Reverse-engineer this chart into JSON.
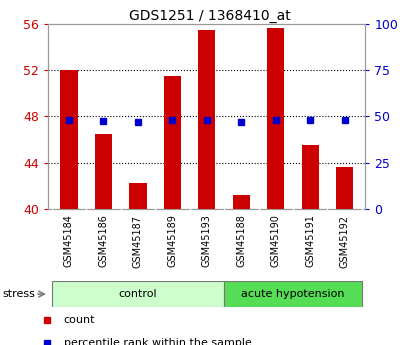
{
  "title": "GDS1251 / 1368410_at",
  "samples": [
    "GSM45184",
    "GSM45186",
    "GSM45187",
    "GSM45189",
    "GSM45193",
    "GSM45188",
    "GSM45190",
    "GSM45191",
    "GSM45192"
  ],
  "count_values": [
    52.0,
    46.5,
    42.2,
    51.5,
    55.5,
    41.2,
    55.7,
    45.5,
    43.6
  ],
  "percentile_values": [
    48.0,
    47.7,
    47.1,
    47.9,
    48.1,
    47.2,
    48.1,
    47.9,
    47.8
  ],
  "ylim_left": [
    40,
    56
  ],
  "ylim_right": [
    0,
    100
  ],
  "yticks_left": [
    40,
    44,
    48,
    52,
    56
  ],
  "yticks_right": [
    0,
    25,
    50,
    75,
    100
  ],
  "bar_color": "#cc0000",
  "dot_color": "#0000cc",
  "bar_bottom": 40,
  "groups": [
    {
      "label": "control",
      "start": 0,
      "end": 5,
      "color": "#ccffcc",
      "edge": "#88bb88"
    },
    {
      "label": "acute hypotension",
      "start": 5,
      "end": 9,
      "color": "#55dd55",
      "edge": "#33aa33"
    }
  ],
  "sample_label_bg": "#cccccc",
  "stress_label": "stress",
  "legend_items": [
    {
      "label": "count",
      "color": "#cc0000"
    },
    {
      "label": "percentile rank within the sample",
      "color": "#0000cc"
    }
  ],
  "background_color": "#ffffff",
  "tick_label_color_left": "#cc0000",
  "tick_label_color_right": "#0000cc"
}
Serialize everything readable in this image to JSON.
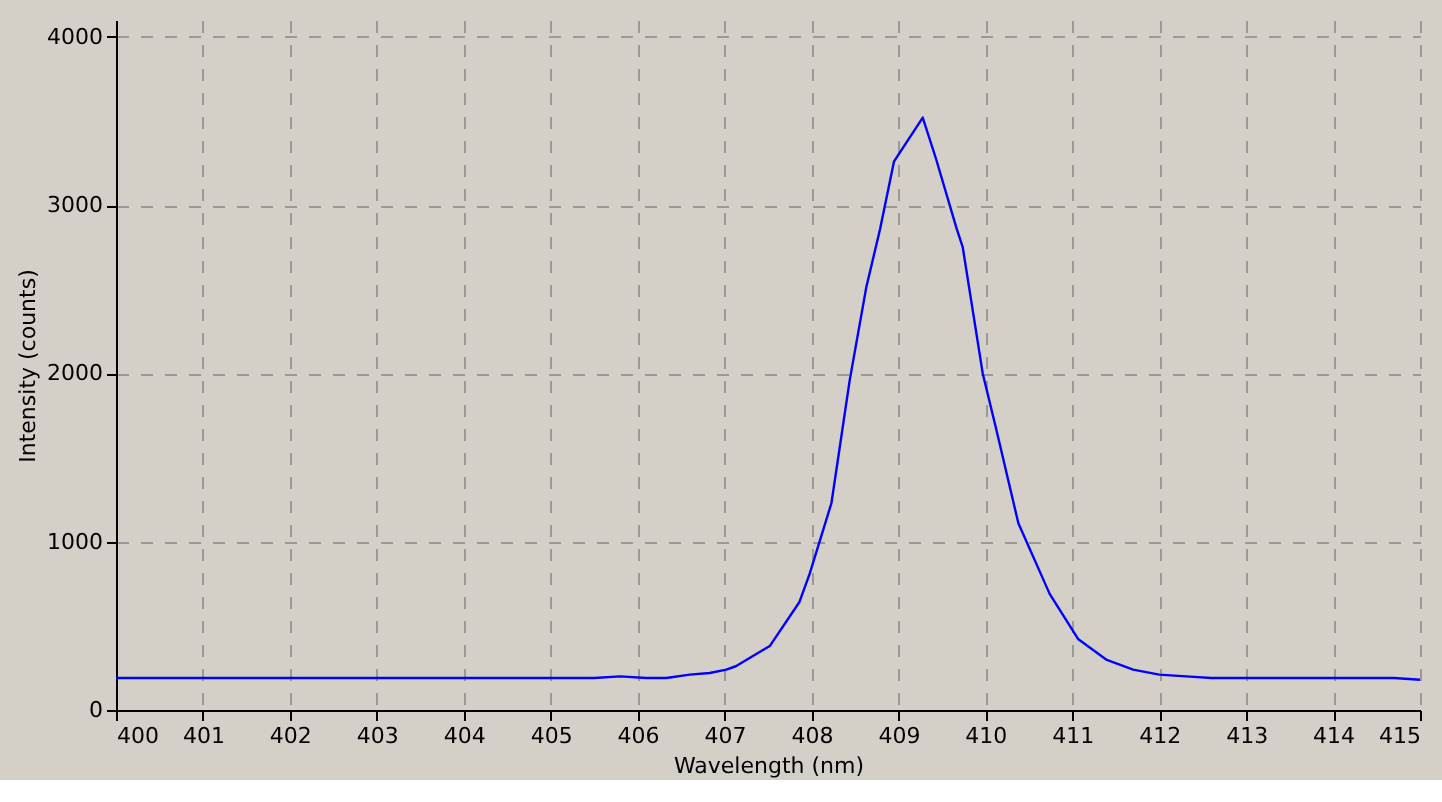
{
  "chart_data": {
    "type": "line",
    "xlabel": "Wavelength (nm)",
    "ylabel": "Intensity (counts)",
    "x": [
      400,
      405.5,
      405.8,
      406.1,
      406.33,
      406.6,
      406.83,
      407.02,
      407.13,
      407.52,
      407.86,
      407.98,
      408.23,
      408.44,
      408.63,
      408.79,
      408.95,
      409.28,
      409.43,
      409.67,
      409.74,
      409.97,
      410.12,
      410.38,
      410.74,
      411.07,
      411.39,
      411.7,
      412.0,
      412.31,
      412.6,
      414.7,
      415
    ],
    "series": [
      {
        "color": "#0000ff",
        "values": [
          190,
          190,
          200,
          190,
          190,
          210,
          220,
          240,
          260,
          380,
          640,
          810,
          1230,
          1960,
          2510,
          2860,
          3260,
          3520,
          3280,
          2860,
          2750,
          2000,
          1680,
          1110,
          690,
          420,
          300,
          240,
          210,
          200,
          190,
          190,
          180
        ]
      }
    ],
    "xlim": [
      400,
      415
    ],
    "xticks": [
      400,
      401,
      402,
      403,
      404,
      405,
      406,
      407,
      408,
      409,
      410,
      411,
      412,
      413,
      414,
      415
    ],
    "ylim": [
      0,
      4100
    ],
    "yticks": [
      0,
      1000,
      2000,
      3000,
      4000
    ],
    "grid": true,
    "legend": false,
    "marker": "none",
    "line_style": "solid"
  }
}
══════
## SET EXERCISE
From the line that holds "Serialize everything readable" to the last line of the records, please copy each line exactly and nothing else. Pictures stay out.

## THE REPLY
Serialize everything readable in this image to JSON.
{
  "chart_data": {
    "type": "line",
    "xlabel": "Wavelength (nm)",
    "ylabel": "Intensity (counts)",
    "x": [
      400,
      405.5,
      405.8,
      406.1,
      406.33,
      406.6,
      406.83,
      407.02,
      407.13,
      407.52,
      407.86,
      407.98,
      408.23,
      408.44,
      408.63,
      408.79,
      408.95,
      409.28,
      409.43,
      409.67,
      409.74,
      409.97,
      410.12,
      410.38,
      410.74,
      411.07,
      411.39,
      411.7,
      412.0,
      412.31,
      412.6,
      414.7,
      415
    ],
    "series": [
      {
        "color": "#0000ff",
        "values": [
          190,
          190,
          200,
          190,
          190,
          210,
          220,
          240,
          260,
          380,
          640,
          810,
          1230,
          1960,
          2510,
          2860,
          3260,
          3520,
          3280,
          2860,
          2750,
          2000,
          1680,
          1110,
          690,
          420,
          300,
          240,
          210,
          200,
          190,
          190,
          180
        ]
      }
    ],
    "xlim": [
      400,
      415
    ],
    "xticks": [
      400,
      401,
      402,
      403,
      404,
      405,
      406,
      407,
      408,
      409,
      410,
      411,
      412,
      413,
      414,
      415
    ],
    "ylim": [
      0,
      4100
    ],
    "yticks": [
      0,
      1000,
      2000,
      3000,
      4000
    ],
    "grid": true,
    "legend": false,
    "marker": "none",
    "line_style": "solid"
  }
}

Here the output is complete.